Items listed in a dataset
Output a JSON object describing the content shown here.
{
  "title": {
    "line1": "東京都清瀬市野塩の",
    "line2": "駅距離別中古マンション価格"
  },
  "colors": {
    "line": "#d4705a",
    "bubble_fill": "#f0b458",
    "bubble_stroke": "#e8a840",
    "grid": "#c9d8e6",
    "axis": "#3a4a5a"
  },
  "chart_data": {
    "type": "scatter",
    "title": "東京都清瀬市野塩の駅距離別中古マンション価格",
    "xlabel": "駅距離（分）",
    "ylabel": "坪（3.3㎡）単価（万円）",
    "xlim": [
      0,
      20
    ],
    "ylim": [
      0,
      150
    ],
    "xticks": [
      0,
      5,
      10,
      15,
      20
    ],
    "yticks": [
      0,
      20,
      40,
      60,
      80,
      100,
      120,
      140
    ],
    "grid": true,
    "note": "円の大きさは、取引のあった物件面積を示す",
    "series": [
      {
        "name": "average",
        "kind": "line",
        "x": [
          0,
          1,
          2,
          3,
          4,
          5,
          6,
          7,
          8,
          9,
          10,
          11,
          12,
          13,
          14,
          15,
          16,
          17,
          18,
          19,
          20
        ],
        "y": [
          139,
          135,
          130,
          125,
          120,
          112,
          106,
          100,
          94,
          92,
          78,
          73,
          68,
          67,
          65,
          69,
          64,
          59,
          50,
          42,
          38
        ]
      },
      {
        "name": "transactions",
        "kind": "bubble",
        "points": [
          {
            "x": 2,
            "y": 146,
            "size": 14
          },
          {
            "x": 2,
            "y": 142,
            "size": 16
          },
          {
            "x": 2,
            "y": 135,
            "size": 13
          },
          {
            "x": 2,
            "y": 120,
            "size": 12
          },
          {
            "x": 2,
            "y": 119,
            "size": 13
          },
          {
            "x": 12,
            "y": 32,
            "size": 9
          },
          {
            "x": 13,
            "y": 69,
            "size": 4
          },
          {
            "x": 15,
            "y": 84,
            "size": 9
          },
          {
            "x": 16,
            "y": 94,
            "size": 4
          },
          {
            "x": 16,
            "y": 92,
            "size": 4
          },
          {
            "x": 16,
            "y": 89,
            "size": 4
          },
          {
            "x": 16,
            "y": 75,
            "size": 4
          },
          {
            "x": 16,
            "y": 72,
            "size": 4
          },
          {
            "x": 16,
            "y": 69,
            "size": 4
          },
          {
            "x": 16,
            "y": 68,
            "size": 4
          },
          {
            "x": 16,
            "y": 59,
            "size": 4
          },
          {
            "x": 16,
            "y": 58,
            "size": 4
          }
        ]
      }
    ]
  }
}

> Given instruction
Can you reproduce all the material exactly?

> Completed task
Output a JSON object describing the content shown here.
{
  "title": {
    "line1": "東京都清瀬市野塩の",
    "line2": "駅距離別中古マンション価格"
  },
  "colors": {
    "line": "#d4705a",
    "bubble_fill": "#f0b458",
    "bubble_stroke": "#e8a840",
    "grid": "#c9d8e6",
    "axis": "#3a4a5a"
  },
  "chart_data": {
    "type": "scatter",
    "title": "東京都清瀬市野塩の駅距離別中古マンション価格",
    "xlabel": "駅距離（分）",
    "ylabel": "坪（3.3㎡）単価（万円）",
    "xlim": [
      0,
      20
    ],
    "ylim": [
      0,
      150
    ],
    "xticks": [
      0,
      5,
      10,
      15,
      20
    ],
    "yticks": [
      0,
      20,
      40,
      60,
      80,
      100,
      120,
      140
    ],
    "grid": true,
    "note": "円の大きさは、取引のあった物件面積を示す",
    "series": [
      {
        "name": "average",
        "kind": "line",
        "x": [
          0,
          1,
          2,
          3,
          4,
          5,
          6,
          7,
          8,
          9,
          10,
          11,
          12,
          13,
          14,
          15,
          16,
          17,
          18,
          19,
          20
        ],
        "y": [
          139,
          135,
          130,
          125,
          120,
          112,
          106,
          100,
          94,
          92,
          78,
          73,
          68,
          67,
          65,
          69,
          64,
          59,
          50,
          42,
          38
        ]
      },
      {
        "name": "transactions",
        "kind": "bubble",
        "points": [
          {
            "x": 2,
            "y": 146,
            "size": 14
          },
          {
            "x": 2,
            "y": 142,
            "size": 16
          },
          {
            "x": 2,
            "y": 135,
            "size": 13
          },
          {
            "x": 2,
            "y": 120,
            "size": 12
          },
          {
            "x": 2,
            "y": 119,
            "size": 13
          },
          {
            "x": 12,
            "y": 32,
            "size": 9
          },
          {
            "x": 13,
            "y": 69,
            "size": 4
          },
          {
            "x": 15,
            "y": 84,
            "size": 9
          },
          {
            "x": 16,
            "y": 94,
            "size": 4
          },
          {
            "x": 16,
            "y": 92,
            "size": 4
          },
          {
            "x": 16,
            "y": 89,
            "size": 4
          },
          {
            "x": 16,
            "y": 75,
            "size": 4
          },
          {
            "x": 16,
            "y": 72,
            "size": 4
          },
          {
            "x": 16,
            "y": 69,
            "size": 4
          },
          {
            "x": 16,
            "y": 68,
            "size": 4
          },
          {
            "x": 16,
            "y": 59,
            "size": 4
          },
          {
            "x": 16,
            "y": 58,
            "size": 4
          }
        ]
      }
    ]
  }
}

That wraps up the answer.